### The exercise
Find every line with the word "Amazon". Copy those lines.

### Task inputs
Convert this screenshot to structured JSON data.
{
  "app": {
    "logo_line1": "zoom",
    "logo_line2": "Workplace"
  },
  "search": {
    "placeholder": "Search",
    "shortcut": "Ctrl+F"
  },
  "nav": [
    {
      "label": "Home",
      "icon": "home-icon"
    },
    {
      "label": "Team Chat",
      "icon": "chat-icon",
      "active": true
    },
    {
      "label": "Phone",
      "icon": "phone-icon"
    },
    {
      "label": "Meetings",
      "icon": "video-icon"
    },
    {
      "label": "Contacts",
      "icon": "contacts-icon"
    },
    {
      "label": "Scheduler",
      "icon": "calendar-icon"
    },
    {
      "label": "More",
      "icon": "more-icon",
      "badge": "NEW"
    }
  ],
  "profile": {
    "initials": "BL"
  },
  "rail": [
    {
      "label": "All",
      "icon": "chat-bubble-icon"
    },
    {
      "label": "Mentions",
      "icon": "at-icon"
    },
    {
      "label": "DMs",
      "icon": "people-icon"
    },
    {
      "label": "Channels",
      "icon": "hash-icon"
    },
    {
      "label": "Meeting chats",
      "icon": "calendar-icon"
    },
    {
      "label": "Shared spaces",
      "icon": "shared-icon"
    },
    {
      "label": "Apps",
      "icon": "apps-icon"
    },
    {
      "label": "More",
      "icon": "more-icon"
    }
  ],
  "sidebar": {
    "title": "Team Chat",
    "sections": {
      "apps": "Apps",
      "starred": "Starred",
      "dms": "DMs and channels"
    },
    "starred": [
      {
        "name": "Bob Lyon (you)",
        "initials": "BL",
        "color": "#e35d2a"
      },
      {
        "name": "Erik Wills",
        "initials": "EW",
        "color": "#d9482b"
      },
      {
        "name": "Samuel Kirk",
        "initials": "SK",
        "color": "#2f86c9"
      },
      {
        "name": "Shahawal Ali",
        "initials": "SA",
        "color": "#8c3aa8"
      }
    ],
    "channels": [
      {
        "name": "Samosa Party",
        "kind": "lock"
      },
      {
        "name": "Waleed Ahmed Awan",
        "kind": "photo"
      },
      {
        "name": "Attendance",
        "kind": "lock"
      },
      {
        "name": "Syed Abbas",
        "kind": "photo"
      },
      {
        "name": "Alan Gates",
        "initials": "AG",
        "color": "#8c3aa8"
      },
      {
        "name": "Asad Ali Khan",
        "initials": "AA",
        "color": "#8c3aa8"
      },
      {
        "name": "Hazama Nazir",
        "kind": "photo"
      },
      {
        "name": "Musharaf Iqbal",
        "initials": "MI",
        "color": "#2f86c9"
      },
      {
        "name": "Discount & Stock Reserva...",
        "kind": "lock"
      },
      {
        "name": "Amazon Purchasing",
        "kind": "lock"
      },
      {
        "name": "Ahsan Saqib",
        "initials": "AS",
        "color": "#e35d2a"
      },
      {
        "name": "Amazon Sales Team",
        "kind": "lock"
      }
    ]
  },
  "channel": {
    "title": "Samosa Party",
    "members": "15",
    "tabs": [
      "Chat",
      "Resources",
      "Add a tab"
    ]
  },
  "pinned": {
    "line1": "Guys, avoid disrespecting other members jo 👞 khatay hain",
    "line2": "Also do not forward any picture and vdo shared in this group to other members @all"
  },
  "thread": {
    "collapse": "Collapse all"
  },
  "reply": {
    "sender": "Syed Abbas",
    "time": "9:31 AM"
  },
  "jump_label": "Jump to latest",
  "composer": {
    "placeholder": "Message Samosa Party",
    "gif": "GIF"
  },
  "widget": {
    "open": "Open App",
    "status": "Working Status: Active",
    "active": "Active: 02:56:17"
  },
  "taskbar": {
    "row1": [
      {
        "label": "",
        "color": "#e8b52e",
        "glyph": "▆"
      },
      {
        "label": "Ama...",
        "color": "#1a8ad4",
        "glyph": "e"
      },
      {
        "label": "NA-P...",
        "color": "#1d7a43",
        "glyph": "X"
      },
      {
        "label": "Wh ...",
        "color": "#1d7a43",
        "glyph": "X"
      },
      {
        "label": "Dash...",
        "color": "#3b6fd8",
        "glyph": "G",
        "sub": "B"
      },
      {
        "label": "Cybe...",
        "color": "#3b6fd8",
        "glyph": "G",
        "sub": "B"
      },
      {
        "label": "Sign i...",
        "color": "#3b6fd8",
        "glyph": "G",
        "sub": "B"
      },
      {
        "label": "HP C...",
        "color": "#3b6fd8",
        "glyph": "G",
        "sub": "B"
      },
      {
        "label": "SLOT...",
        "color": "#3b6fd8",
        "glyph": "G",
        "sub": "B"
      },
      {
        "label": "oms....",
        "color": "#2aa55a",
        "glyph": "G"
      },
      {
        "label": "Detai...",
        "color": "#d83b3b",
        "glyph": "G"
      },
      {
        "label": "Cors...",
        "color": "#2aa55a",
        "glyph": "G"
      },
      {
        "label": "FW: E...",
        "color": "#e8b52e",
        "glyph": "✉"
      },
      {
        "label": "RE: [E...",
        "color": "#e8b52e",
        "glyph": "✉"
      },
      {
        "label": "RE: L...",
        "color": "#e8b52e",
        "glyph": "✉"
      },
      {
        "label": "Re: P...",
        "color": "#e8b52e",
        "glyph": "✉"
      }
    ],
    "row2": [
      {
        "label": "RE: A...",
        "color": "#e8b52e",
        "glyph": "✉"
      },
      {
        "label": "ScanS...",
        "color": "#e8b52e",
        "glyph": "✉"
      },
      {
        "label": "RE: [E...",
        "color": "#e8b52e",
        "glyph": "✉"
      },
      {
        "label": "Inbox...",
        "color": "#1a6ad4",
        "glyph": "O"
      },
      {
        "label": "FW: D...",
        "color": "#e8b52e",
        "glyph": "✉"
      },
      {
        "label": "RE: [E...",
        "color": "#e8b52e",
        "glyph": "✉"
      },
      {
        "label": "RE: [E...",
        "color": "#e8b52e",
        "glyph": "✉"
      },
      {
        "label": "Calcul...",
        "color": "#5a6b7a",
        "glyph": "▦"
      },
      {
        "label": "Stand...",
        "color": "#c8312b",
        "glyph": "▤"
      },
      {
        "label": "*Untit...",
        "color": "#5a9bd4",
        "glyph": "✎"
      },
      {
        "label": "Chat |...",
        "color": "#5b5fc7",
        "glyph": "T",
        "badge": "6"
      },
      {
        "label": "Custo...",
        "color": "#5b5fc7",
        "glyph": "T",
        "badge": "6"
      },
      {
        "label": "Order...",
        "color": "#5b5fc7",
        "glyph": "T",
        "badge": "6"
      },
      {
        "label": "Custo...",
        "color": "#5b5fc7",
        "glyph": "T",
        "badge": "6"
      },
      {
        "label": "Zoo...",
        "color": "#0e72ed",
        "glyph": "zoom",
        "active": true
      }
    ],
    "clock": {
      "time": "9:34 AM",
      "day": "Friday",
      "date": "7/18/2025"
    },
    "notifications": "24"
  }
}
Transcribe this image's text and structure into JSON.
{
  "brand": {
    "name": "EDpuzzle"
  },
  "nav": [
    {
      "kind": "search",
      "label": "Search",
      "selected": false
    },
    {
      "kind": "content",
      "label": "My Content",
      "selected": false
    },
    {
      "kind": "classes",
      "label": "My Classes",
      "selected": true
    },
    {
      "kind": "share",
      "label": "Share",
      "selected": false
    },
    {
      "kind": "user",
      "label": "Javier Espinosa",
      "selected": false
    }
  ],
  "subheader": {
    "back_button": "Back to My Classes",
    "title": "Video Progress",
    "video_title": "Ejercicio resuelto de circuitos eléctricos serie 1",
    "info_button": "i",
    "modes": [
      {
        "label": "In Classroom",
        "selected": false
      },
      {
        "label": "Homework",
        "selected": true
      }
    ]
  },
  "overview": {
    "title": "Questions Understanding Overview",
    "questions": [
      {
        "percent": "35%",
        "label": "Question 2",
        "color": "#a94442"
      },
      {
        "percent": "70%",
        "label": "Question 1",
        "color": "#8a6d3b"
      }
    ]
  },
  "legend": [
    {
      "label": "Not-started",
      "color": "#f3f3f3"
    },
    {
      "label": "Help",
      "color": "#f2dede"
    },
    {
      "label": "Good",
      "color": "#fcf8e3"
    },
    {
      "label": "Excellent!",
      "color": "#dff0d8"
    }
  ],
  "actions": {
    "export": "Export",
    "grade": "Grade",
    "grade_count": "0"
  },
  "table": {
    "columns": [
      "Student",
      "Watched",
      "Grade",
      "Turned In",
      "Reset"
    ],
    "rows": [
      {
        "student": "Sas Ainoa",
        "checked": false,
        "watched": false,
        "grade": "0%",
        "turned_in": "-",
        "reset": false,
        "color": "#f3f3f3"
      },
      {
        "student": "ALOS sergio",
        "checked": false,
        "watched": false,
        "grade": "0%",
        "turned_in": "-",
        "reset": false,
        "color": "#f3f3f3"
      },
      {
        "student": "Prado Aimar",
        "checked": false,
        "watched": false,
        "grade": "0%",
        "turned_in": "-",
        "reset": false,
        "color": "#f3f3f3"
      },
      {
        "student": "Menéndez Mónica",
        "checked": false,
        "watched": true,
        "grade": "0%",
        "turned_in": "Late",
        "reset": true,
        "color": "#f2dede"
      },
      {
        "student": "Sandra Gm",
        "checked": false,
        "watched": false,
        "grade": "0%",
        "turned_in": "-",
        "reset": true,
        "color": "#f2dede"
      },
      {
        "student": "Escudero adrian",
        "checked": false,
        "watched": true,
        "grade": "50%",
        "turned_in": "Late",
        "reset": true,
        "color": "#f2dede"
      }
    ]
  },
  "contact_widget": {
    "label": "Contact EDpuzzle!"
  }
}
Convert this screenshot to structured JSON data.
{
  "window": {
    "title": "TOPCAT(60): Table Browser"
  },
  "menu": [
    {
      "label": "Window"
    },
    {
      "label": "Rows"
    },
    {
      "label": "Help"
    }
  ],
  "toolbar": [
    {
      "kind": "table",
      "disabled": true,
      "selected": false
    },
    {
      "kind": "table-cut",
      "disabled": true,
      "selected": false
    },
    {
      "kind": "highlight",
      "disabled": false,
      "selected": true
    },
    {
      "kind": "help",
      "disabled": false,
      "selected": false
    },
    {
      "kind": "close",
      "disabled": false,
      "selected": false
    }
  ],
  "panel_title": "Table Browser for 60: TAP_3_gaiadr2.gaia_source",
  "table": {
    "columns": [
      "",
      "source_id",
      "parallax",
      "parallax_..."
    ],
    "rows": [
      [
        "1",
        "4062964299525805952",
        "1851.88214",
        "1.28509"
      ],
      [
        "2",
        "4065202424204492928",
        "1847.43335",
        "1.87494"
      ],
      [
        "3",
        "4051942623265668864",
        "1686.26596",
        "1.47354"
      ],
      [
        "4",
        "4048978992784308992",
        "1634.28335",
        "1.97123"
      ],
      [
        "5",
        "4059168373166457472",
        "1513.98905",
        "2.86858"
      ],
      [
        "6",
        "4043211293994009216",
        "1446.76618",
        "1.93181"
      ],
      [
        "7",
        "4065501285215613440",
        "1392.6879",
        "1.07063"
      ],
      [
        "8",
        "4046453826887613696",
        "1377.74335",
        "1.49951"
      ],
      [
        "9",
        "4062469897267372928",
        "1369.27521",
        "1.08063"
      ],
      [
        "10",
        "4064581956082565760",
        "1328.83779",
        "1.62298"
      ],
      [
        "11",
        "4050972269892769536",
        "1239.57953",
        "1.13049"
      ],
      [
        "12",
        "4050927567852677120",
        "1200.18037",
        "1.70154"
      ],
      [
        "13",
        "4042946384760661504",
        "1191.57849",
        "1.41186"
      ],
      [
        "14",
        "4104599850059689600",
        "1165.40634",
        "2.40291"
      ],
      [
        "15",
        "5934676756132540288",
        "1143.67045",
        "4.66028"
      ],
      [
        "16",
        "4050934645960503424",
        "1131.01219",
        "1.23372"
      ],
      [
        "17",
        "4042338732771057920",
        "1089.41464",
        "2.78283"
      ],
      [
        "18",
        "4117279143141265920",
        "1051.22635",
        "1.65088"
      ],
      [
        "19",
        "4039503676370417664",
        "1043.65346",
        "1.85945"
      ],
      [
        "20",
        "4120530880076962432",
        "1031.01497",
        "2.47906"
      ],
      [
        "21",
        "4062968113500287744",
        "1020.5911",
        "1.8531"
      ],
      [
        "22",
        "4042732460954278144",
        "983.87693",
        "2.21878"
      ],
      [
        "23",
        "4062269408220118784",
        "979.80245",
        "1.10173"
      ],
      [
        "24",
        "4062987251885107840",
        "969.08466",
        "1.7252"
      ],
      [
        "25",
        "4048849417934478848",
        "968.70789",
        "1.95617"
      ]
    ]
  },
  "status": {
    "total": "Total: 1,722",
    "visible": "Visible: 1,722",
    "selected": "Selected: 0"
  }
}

### Answer for the task
        "name": "Amazon Purchasing",
        "name": "Amazon Sales Team",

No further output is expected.